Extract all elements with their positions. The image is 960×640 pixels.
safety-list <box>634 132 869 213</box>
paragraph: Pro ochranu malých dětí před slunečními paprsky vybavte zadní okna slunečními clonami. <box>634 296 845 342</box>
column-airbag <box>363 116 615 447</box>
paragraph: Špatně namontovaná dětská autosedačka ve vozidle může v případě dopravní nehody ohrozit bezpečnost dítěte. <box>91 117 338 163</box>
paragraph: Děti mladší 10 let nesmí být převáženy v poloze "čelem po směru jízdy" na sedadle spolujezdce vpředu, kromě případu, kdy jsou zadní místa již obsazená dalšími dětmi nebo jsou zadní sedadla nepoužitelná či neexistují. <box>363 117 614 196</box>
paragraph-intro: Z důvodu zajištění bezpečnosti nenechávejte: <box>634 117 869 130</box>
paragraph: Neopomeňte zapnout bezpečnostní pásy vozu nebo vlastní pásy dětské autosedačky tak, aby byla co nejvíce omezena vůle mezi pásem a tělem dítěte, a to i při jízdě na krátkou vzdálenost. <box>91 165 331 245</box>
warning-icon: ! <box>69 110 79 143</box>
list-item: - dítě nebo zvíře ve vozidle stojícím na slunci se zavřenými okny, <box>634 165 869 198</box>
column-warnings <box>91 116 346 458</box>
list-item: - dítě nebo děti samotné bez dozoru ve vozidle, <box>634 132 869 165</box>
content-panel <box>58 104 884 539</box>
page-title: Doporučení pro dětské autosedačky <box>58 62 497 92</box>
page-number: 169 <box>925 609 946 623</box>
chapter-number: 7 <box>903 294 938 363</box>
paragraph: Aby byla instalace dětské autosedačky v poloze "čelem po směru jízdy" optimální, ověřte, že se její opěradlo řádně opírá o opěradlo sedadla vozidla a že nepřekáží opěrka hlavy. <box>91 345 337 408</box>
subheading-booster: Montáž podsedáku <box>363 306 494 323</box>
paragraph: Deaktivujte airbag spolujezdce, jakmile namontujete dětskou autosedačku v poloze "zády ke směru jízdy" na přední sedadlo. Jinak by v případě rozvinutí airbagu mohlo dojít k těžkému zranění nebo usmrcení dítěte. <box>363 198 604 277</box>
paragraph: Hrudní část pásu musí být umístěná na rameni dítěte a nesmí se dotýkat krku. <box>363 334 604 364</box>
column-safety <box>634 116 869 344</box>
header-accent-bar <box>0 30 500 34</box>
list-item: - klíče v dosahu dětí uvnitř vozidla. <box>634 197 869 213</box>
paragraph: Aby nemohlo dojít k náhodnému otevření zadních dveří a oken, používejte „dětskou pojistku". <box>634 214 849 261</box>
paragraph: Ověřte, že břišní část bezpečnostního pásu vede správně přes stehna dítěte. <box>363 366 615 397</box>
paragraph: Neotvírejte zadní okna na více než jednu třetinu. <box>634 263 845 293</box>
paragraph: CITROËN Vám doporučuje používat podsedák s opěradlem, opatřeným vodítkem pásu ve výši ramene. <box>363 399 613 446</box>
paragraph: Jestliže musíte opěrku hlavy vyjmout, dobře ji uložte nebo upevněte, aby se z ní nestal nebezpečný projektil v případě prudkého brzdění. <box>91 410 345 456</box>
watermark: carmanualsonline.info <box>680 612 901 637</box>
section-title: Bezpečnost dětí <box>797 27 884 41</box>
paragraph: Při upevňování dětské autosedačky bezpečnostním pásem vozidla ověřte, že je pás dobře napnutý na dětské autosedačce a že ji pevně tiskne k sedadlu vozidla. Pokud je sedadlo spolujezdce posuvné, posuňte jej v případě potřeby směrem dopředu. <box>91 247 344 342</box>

======

> [Your goal]: Copy every line of the items above, word for word and without any changes.

> [Solution to this task]:
Extract all elements with their positions. The image is 960×640 pixels.
safety-list <box>634 132 869 213</box>
paragraph: Pro ochranu malých dětí před slunečními paprsky vybavte zadní okna slunečními clonami. <box>634 296 845 342</box>
column-airbag <box>363 116 615 447</box>
paragraph: Špatně namontovaná dětská autosedačka ve vozidle může v případě dopravní nehody ohrozit bezpečnost dítěte. <box>91 117 338 163</box>
paragraph: Děti mladší 10 let nesmí být převáženy v poloze "čelem po směru jízdy" na sedadle spolujezdce vpředu, kromě případu, kdy jsou zadní místa již obsazená dalšími dětmi nebo jsou zadní sedadla nepoužitelná či neexistují. <box>363 117 614 196</box>
paragraph-intro: Z důvodu zajištění bezpečnosti nenechávejte: <box>634 117 869 130</box>
paragraph: Neopomeňte zapnout bezpečnostní pásy vozu nebo vlastní pásy dětské autosedačky tak, aby byla co nejvíce omezena vůle mezi pásem a tělem dítěte, a to i při jízdě na krátkou vzdálenost. <box>91 165 331 245</box>
warning-icon: ! <box>69 110 79 143</box>
list-item: - dítě nebo zvíře ve vozidle stojícím na slunci se zavřenými okny, <box>634 165 869 198</box>
column-warnings <box>91 116 346 458</box>
list-item: - dítě nebo děti samotné bez dozoru ve vozidle, <box>634 132 869 165</box>
content-panel <box>58 104 884 539</box>
page-title: Doporučení pro dětské autosedačky <box>58 62 497 92</box>
page-number: 169 <box>925 609 946 623</box>
chapter-number: 7 <box>903 294 938 363</box>
paragraph: Aby byla instalace dětské autosedačky v poloze "čelem po směru jízdy" optimální, ověřte, že se její opěradlo řádně opírá o opěradlo sedadla vozidla a že nepřekáží opěrka hlavy. <box>91 345 337 408</box>
subheading-booster: Montáž podsedáku <box>363 306 494 323</box>
paragraph: Deaktivujte airbag spolujezdce, jakmile namontujete dětskou autosedačku v poloze "zády ke směru jízdy" na přední sedadlo. Jinak by v případě rozvinutí airbagu mohlo dojít k těžkému zranění nebo usmrcení dítěte. <box>363 198 604 277</box>
paragraph: Hrudní část pásu musí být umístěná na rameni dítěte a nesmí se dotýkat krku. <box>363 334 604 364</box>
column-safety <box>634 116 869 344</box>
header-accent-bar <box>0 30 500 34</box>
list-item: - klíče v dosahu dětí uvnitř vozidla. <box>634 197 869 213</box>
paragraph: Aby nemohlo dojít k náhodnému otevření zadních dveří a oken, používejte „dětskou pojistku". <box>634 214 849 261</box>
paragraph: Ověřte, že břišní část bezpečnostního pásu vede správně přes stehna dítěte. <box>363 366 615 397</box>
paragraph: Neotvírejte zadní okna na více než jednu třetinu. <box>634 263 845 293</box>
paragraph: CITROËN Vám doporučuje používat podsedák s opěradlem, opatřeným vodítkem pásu ve výši ramene. <box>363 399 613 446</box>
paragraph: Jestliže musíte opěrku hlavy vyjmout, dobře ji uložte nebo upevněte, aby se z ní nestal nebezpečný projektil v případě prudkého brzdění. <box>91 410 345 456</box>
watermark: carmanualsonline.info <box>680 612 901 637</box>
section-title: Bezpečnost dětí <box>797 27 884 41</box>
paragraph: Při upevňování dětské autosedačky bezpečnostním pásem vozidla ověřte, že je pás dobře napnutý na dětské autosedačce a že ji pevně tiskne k sedadlu vozidla. Pokud je sedadlo spolujezdce posuvné, posuňte jej v případě potřeby směrem dopředu. <box>91 247 344 342</box>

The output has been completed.